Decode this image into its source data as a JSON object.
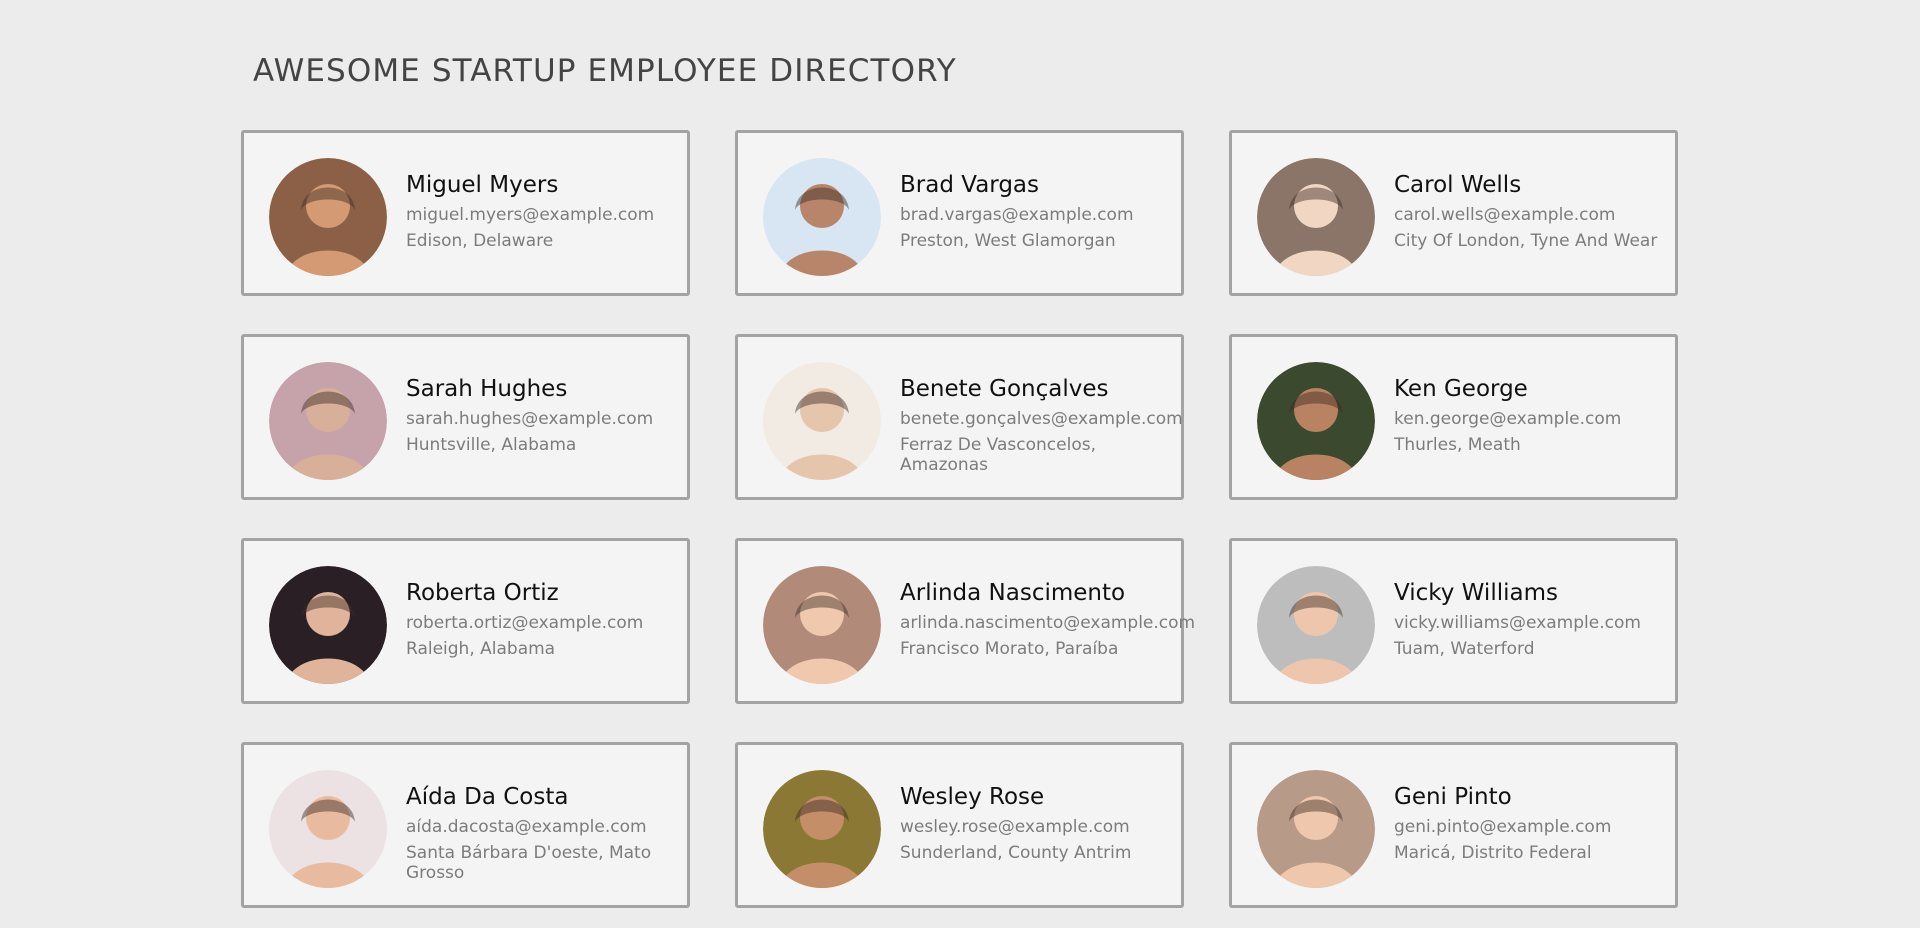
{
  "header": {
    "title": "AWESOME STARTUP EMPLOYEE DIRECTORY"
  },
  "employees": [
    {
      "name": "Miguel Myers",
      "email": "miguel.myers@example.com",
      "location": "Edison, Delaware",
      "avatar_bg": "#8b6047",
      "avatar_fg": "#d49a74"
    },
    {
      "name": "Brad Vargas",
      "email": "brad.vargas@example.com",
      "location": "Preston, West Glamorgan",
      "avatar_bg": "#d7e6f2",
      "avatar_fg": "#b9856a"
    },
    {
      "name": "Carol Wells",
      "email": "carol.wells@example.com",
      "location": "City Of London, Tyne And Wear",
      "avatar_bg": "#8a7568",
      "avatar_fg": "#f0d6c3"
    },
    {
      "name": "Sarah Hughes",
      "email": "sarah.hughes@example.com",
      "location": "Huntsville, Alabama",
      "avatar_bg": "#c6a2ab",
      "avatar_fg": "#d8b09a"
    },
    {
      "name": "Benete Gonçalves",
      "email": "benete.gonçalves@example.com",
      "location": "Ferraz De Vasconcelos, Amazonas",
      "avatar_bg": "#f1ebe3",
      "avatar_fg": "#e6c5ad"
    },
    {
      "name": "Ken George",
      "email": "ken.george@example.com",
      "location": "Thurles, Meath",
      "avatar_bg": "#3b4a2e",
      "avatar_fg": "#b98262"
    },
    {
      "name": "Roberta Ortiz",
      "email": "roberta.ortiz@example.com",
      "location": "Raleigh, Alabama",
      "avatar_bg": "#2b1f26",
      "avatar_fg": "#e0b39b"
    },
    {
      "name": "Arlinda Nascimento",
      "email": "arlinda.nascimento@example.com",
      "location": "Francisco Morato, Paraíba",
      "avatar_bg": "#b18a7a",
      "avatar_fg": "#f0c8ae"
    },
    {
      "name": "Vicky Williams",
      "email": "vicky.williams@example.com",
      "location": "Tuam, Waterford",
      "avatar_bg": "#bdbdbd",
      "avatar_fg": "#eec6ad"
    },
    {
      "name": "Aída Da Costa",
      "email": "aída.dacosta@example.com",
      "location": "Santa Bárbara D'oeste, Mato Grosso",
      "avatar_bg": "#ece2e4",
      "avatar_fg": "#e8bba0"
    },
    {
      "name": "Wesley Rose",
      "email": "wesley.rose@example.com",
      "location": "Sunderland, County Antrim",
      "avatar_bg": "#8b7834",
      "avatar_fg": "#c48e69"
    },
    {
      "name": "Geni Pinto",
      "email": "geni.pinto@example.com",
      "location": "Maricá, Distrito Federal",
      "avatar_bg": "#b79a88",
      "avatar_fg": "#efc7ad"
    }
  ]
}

EXERCISE AIM: Reply with only the number of lines in the material above where the string "name" appears.

WRITTEN SOLUTION: 12